--- Verilen Metin ---

Bize düşen iddialı muhalefet yaparken dışımızdakilere de iddialı muhalefet yapmaları gerektiğini anlatmak. Yani senkron olamıyorsan asenkron olursun
Kapitalist sistem içerisinde yaşayıp gidiyoruz. Ağaç yaşken eğilir misali üç beş kişi olunca gelip bizi dağıtıyorlar. Dağılırken hepimiz nasibimizi alıyoruz. Kimimiz onlarca yıl damda çürüyor, kimimiz damdan düşüyor… Birinin boyu hafif uzasa bir varyoz kafasında patlıyor, kafasının üstünde oluşan yıldız imgelerini sayarken; utanıyor, sıkılıyor ayrıksılığından.
Olan biten karşısında hep haksızlığa uğradığımızı haykırıyoruz. Hep kendimizi diğerlerine anlatmaya çalışıyoruz. Bizi bu duruma sokanlara bazen nefretimizi kustuğumuz da oluyor. Bu yakarıdan bizi anlamayanlar daha çok pay alıyorlar ve başlarına bir şey gelecek korkusuyla izlemeyi daha da sessizleşmeyi yeğliyorlar.
Tarih yaşam döngümüzün bu merhalesinde bir dönemece girmek üzere. Egemenler kendi aralarında mücadeleye girmiş. Gerçi bir gözleri ve sopalı elleri bize dönük… Bu kez gücümüz yeter mi merakı ile sopaya bakıyoruz…
Son 30 yıldır bizi yere yıkan lime lime yapan gücü hala çözümleyememiş (birimiz çözebilseydi dağınıklığımızı giderecek politika üretirdi) olsak da fırsat tam da önümüzde duruyor işte!
Ülkede muhalefet, duruşları ve/veya birliktelikleri açısından beş eksende öbeklenmiş.
Birinci eksen hepimizin gözüne sokulan muhalefet. Egemen düşünceye göre iktidardan kurtulmanın tek alternatifi! Bileşimine bakınca gördüğümüz bir önceki iktidardan kopmuş bazı sınıfların temsilcileri ile devleti kurmuş partinin ortaklığı. Söylemleri, Cumhuriyet tarihi boyunca her iktisaden sıkışma yaşandığında bir parça verilen özgürlük, daha rahat siyaset yapma hakkı ve alt gelir gruplarının gelirinin yükseltilmesi üzerine oturuyor. Yani emekçilere bir nebze nefes aldıracak ortam vaadi. Bir de birilerinden belki hesap sorulacağı sloganı.
İkinci eksen iktidar ya da birinci ekseni oluşturan partilerde kendilerine yer bulamamışların ortalarda dolanırsak belki bize de iş düşer mantığı ile hareket edenlerden oluşmaktadır. Sınıfsal karşılıkları yoktur.

---

_Yönergeler_.
• A. Muhalefet konulu metne göre, birinci eksendeki muhalefetin söylemlerinin üzerine oturduğu unsurları sıralayınız.
• B. Muhalefet konulu metinde "İkinci eksen iktidar" ifadesinden başlayarak "Sınıfsal karşılıkları yoktur." ifadesine varıncaya kadar her şeyi aynen kopyalayınız.

--- Veri Girdileri ---

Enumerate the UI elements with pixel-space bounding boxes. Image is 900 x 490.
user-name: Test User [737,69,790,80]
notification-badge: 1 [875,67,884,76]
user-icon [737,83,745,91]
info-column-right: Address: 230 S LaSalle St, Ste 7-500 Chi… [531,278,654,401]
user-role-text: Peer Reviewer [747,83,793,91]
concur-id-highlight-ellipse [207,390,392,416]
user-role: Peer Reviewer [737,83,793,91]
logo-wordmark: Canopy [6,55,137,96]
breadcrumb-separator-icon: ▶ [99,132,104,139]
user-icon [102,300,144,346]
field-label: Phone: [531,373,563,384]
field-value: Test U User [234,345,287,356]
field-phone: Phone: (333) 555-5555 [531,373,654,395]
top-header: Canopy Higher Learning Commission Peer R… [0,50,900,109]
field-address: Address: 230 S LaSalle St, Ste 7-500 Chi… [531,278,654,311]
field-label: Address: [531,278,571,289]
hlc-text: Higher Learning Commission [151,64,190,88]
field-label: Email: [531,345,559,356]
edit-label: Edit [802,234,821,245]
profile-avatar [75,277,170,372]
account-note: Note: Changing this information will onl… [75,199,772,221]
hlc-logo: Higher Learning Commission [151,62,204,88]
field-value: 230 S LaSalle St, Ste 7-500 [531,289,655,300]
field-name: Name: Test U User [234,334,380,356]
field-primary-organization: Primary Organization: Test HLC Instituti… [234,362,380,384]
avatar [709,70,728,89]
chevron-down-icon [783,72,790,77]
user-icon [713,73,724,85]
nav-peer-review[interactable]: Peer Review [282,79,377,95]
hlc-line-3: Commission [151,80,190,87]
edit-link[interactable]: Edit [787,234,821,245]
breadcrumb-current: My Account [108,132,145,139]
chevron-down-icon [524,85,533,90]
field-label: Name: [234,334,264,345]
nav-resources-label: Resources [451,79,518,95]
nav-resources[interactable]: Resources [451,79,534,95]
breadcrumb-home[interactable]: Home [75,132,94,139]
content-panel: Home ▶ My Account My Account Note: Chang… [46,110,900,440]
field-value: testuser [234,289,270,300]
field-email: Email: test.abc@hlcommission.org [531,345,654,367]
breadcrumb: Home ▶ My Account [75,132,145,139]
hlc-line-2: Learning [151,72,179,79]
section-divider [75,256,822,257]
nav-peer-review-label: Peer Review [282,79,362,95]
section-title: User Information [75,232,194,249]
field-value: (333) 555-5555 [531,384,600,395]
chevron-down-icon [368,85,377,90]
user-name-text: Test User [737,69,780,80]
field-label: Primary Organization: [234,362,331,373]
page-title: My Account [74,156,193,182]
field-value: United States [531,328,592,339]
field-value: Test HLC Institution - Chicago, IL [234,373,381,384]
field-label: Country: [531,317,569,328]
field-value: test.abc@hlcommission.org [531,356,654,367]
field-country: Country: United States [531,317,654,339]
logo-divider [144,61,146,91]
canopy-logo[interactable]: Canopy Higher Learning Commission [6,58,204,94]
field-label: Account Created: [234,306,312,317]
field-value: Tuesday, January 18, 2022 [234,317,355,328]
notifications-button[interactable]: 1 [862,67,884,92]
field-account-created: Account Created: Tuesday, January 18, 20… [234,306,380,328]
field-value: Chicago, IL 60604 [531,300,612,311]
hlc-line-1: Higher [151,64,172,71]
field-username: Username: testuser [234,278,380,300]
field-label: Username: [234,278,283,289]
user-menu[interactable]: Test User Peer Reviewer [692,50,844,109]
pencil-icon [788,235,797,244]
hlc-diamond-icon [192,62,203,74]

---

_Sonuçlar_.
• A.
- Bir parça verilen özgürlük
- Daha rahat siyaset yapma hakkı
- Alt gelir gruplarının gelirinin yükseltilmesi

• B.
İkinci eksen iktidar ya da birinci ekseni oluşturan partilerde kendilerine yer bulamamışların ortalarda dolanırsak belki bize de iş düşer mantığı ile hareket edenlerden oluşmaktadır. Sınıfsal karşılıkları yoktur.